* Begin *

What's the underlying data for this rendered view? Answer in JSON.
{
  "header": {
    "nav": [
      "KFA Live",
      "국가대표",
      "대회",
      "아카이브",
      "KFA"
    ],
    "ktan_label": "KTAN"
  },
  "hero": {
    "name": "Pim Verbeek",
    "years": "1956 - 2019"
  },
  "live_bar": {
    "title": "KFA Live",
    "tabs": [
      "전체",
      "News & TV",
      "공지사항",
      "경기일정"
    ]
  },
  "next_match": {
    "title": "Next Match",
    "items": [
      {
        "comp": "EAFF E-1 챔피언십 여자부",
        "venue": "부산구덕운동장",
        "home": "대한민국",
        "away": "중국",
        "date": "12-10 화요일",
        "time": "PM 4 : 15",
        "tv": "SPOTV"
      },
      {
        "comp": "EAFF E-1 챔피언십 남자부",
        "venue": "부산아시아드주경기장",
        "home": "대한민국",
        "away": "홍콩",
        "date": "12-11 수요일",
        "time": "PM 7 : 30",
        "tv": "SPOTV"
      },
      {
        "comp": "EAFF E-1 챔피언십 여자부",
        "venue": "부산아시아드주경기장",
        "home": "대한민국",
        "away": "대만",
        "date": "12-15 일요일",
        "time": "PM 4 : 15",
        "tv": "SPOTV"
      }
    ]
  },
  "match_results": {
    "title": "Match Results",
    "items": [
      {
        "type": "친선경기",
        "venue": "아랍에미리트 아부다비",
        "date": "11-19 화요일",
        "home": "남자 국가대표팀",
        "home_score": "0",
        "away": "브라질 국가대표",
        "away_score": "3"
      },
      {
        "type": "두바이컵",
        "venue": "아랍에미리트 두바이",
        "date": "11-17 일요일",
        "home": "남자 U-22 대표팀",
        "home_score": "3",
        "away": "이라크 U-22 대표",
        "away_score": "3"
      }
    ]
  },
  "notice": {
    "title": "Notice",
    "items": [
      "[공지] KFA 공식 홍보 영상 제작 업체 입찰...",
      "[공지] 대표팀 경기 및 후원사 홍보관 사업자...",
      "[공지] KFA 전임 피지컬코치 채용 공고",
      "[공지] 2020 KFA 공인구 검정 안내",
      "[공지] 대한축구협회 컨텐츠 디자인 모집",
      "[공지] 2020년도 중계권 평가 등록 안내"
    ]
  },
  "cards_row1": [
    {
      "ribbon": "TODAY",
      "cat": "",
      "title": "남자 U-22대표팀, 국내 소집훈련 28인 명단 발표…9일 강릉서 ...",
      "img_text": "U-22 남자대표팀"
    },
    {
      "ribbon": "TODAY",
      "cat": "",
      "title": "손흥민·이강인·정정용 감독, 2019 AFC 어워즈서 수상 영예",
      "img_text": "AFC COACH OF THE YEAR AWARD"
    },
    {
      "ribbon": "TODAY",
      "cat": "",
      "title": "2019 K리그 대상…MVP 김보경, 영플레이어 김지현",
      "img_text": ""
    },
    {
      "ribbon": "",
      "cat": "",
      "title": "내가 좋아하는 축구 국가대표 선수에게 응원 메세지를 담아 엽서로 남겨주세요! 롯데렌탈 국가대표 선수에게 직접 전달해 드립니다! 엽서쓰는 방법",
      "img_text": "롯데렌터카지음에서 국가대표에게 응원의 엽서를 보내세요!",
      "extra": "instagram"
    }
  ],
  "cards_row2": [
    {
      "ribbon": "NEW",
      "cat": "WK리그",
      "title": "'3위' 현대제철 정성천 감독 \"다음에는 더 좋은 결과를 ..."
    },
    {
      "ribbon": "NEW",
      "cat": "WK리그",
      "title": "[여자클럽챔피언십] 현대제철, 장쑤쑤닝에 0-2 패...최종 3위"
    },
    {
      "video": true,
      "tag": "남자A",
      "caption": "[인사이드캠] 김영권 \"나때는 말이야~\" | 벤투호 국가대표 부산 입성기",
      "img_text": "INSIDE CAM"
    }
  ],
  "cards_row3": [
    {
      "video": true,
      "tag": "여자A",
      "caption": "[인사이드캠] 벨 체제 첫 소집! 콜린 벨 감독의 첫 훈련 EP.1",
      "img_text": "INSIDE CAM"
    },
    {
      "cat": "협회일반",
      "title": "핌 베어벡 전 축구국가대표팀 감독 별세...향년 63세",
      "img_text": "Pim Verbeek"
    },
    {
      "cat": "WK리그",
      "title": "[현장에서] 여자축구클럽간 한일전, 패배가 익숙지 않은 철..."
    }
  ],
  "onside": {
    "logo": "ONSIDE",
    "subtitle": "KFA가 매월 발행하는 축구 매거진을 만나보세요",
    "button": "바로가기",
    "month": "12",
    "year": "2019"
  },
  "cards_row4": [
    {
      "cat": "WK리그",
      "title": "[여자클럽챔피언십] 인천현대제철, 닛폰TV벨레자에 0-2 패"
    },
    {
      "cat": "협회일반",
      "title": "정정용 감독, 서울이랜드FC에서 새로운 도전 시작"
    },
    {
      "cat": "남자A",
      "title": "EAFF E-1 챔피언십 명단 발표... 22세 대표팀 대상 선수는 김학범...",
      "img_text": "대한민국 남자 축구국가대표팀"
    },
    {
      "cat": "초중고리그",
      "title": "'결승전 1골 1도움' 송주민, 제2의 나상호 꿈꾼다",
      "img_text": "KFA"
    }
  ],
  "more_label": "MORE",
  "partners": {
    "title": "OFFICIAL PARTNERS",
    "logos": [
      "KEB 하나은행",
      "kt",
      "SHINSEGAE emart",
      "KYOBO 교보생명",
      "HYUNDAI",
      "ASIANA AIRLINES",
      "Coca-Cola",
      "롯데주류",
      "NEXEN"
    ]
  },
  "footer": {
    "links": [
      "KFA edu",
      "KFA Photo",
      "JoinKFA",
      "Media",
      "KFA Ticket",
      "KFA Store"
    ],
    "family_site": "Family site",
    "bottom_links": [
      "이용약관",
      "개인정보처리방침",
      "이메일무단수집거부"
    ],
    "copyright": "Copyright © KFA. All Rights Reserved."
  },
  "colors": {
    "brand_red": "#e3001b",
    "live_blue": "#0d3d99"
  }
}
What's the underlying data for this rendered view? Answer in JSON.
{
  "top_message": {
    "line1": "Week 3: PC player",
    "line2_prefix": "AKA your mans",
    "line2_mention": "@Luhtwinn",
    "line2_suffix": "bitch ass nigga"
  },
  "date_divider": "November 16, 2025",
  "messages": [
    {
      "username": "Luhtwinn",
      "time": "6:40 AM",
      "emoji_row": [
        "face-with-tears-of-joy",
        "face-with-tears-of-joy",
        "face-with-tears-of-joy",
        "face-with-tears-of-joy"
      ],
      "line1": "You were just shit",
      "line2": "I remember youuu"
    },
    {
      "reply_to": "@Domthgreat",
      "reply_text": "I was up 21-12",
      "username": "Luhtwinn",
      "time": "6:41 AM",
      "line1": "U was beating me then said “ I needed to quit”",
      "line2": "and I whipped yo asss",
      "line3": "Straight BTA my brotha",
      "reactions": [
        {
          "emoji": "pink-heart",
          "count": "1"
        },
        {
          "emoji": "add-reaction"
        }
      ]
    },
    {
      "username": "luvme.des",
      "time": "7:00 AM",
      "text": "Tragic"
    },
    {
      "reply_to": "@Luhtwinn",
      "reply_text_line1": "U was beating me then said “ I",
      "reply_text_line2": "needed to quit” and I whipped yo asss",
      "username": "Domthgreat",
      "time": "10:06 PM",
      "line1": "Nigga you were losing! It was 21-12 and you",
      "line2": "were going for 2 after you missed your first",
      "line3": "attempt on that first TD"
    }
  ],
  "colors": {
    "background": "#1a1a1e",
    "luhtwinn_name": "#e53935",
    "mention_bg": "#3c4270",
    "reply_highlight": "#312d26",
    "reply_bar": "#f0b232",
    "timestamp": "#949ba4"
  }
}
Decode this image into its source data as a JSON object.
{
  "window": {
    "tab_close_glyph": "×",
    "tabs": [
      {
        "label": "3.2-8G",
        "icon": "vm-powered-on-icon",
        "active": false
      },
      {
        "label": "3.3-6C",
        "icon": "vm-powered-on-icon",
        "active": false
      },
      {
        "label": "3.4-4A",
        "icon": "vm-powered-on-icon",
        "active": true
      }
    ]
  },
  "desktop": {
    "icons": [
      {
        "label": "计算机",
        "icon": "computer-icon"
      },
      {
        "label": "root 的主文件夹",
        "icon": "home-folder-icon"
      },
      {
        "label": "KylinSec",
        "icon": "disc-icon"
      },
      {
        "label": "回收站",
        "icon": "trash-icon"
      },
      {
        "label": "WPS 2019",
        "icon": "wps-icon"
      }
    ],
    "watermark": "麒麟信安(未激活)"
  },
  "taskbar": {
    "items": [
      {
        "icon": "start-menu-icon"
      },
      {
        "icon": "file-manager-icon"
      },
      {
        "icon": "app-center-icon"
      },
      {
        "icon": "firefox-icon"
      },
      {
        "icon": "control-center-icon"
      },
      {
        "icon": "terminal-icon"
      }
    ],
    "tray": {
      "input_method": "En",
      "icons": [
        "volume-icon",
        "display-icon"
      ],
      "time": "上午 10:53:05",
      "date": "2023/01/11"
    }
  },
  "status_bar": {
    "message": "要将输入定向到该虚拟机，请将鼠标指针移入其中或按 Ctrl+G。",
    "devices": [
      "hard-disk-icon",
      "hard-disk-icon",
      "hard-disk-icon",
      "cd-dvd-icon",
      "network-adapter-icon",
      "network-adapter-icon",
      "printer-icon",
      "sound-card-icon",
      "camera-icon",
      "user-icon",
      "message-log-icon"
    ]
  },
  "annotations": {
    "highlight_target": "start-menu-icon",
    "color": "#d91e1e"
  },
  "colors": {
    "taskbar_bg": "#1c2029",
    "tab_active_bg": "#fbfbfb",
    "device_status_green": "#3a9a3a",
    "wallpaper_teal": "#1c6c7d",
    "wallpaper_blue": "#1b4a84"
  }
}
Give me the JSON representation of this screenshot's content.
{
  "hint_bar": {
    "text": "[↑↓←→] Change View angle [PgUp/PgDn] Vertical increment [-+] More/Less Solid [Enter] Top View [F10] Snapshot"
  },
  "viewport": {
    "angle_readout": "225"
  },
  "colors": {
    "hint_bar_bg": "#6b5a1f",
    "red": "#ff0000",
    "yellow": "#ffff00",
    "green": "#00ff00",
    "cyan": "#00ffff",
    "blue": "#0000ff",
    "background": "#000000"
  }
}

* End *

■ **Task to carry out**:
Reproduce the final stretch of the data above: every line from the one holding "Give me the" through the end, inclusive, exactly as written and nothing else.

■ **Task response**:
Give me the JSON representation of this screenshot's content.
{
  "hint_bar": {
    "text": "[↑↓←→] Change View angle [PgUp/PgDn] Vertical increment [-+] More/Less Solid [Enter] Top View [F10] Snapshot"
  },
  "viewport": {
    "angle_readout": "225"
  },
  "colors": {
    "hint_bar_bg": "#6b5a1f",
    "red": "#ff0000",
    "yellow": "#ffff00",
    "green": "#00ff00",
    "cyan": "#00ffff",
    "blue": "#0000ff",
    "background": "#000000"
  }
}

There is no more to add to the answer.